── Source material

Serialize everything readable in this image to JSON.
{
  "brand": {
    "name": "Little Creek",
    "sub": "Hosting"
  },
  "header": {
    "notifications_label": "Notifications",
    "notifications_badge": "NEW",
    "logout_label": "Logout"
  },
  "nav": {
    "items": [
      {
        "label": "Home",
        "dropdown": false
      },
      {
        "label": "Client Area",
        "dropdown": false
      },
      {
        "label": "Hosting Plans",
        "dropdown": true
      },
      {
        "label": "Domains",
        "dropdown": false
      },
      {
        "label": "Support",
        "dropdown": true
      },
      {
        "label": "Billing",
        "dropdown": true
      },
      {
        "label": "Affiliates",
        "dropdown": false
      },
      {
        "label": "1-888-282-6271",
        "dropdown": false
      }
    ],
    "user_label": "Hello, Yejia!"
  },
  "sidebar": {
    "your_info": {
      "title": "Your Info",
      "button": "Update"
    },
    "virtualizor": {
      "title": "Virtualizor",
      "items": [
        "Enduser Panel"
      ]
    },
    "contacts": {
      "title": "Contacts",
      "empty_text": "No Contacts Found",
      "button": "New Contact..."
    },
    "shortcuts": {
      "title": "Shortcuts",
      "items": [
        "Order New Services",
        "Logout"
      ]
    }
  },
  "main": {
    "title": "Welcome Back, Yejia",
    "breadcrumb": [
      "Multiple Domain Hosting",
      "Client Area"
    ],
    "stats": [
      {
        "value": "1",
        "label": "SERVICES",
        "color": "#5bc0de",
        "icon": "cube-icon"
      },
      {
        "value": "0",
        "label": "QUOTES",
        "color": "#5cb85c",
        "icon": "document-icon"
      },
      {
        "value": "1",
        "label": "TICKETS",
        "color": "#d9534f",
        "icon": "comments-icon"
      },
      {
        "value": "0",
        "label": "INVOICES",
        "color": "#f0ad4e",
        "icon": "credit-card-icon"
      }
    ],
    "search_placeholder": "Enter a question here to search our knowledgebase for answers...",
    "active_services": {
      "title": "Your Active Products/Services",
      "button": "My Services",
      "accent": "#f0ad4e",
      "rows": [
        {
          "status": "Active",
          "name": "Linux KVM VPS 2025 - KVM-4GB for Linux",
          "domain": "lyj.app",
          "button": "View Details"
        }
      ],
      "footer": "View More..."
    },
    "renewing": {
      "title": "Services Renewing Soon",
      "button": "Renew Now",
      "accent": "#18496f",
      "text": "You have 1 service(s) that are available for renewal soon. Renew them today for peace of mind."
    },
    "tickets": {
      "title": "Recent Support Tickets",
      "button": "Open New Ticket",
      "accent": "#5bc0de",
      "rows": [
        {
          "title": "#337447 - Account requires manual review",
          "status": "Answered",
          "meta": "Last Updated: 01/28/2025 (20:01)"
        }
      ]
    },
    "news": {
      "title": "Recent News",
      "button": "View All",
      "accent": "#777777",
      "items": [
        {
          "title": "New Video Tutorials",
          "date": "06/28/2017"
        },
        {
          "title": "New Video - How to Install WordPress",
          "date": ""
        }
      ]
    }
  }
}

────

**Challenge:** Retype the listing exactly, in full.

**Exercise response:**
Serialize everything readable in this image to JSON.
{
  "brand": {
    "name": "Little Creek",
    "sub": "Hosting"
  },
  "header": {
    "notifications_label": "Notifications",
    "notifications_badge": "NEW",
    "logout_label": "Logout"
  },
  "nav": {
    "items": [
      {
        "label": "Home",
        "dropdown": false
      },
      {
        "label": "Client Area",
        "dropdown": false
      },
      {
        "label": "Hosting Plans",
        "dropdown": true
      },
      {
        "label": "Domains",
        "dropdown": false
      },
      {
        "label": "Support",
        "dropdown": true
      },
      {
        "label": "Billing",
        "dropdown": true
      },
      {
        "label": "Affiliates",
        "dropdown": false
      },
      {
        "label": "1-888-282-6271",
        "dropdown": false
      }
    ],
    "user_label": "Hello, Yejia!"
  },
  "sidebar": {
    "your_info": {
      "title": "Your Info",
      "button": "Update"
    },
    "virtualizor": {
      "title": "Virtualizor",
      "items": [
        "Enduser Panel"
      ]
    },
    "contacts": {
      "title": "Contacts",
      "empty_text": "No Contacts Found",
      "button": "New Contact..."
    },
    "shortcuts": {
      "title": "Shortcuts",
      "items": [
        "Order New Services",
        "Logout"
      ]
    }
  },
  "main": {
    "title": "Welcome Back, Yejia",
    "breadcrumb": [
      "Multiple Domain Hosting",
      "Client Area"
    ],
    "stats": [
      {
        "value": "1",
        "label": "SERVICES",
        "color": "#5bc0de",
        "icon": "cube-icon"
      },
      {
        "value": "0",
        "label": "QUOTES",
        "color": "#5cb85c",
        "icon": "document-icon"
      },
      {
        "value": "1",
        "label": "TICKETS",
        "color": "#d9534f",
        "icon": "comments-icon"
      },
      {
        "value": "0",
        "label": "INVOICES",
        "color": "#f0ad4e",
        "icon": "credit-card-icon"
      }
    ],
    "search_placeholder": "Enter a question here to search our knowledgebase for answers...",
    "active_services": {
      "title": "Your Active Products/Services",
      "button": "My Services",
      "accent": "#f0ad4e",
      "rows": [
        {
          "status": "Active",
          "name": "Linux KVM VPS 2025 - KVM-4GB for Linux",
          "domain": "lyj.app",
          "button": "View Details"
        }
      ],
      "footer": "View More..."
    },
    "renewing": {
      "title": "Services Renewing Soon",
      "button": "Renew Now",
      "accent": "#18496f",
      "text": "You have 1 service(s) that are available for renewal soon. Renew them today for peace of mind."
    },
    "tickets": {
      "title": "Recent Support Tickets",
      "button": "Open New Ticket",
      "accent": "#5bc0de",
      "rows": [
        {
          "title": "#337447 - Account requires manual review",
          "status": "Answered",
          "meta": "Last Updated: 01/28/2025 (20:01)"
        }
      ]
    },
    "news": {
      "title": "Recent News",
      "button": "View All",
      "accent": "#777777",
      "items": [
        {
          "title": "New Video Tutorials",
          "date": "06/28/2017"
        },
        {
          "title": "New Video - How to Install WordPress",
          "date": ""
        }
      ]
    }
  }
}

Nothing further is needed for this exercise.